National Register of Historic Places Nomination Form, 1983 (http://www.hpo.ncdcr.gov/nr/HY0632.pdf).

The Alma was a double-decker steamboat that delivered goods and people from Fairfield, NC, on the north shore of Lake Mattamuskeet, to Elizabeth City by way of the Fairfield Canal. The Fairfield Canal was dug with the assistance of slave labor after being authorized by the NC General Assembly in 1840 and re-chartered in 1959 to include a turnpike. The 4.5-mile long, 20-feet wide canal ran north, connecting Fairfield to the Alligator River which in turn opened into Albemarle Sound. The canal helped provide drainage to nearby farms, as well as a link to Norfolk. In fact, the Fairfield Canal transformed Fairfield into Hyde County’s largest town and most thriving commercial center during the latter half of the nineteenth century.

▶ [Work to do]:
A: Which bodies of water are named in the passage about the Alma steamboat and the Fairfield Canal?
B: Could you carry on the passage about the Alma steamboat and the Fairfield Canal, picking up after its last sentence?

▶ [Data segment]:
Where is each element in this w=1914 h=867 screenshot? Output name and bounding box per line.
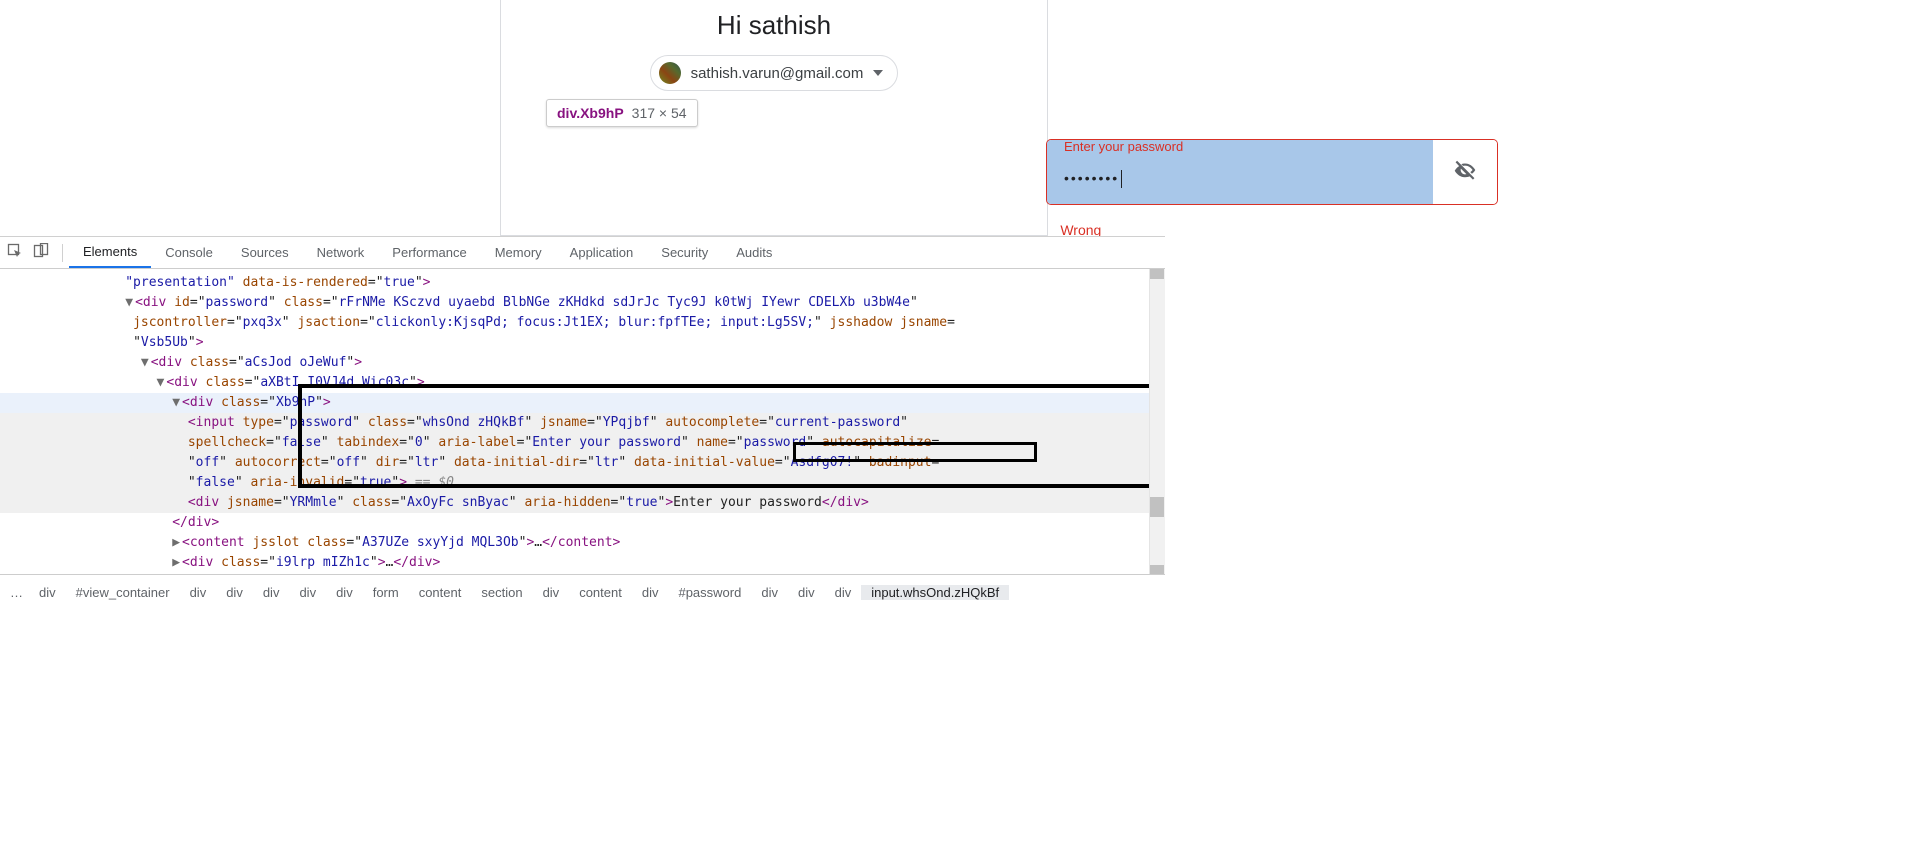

▶ [The results]:
A: Lake Mattamuskeet, the Fairfield Canal, the Alligator River, and Albemarle Sound.

B:
Before such ditching and draining projects, like the futile attempt to drain Lake Mattamuskeet, mainland Hyde County was made up of peat bogs and swamps. Fairfield got its name from planter and legislator David Carter Jr. (1801-1862). How his work led to the town’s name is etched on his tombstone in Fairfield Cemetery, which states that Carter “reclaimed fair fields from swamps and left it a garden.”  

Hyde County farmers and merchants brought their goods to Fairfield to be shipped to points north. Products included fish, pork, corn, sweet potatoes, wheat, and planks. Imports included molasses, sugar, coffee, dry goods, and bricks. Shipping costs ranged from a half cent to about twenty cents, depending on size and weight of goods. The toll to drive the turnpike was five cents for a 4-wheel buggy and fifty cents for a closed carriage. Boats departed on a weekly basis.

Captain Flavius “Flave” Spencer, born in 1840, came to be owner and president of the Fairfield Canal by the late 19th century. For many years he piloted the steamboat Lizzie Burrus from Fairfield to Elizabeth City. When the vessel caught fire for the third time and burned beyond repair in 1901, he resumed the route in the Alma.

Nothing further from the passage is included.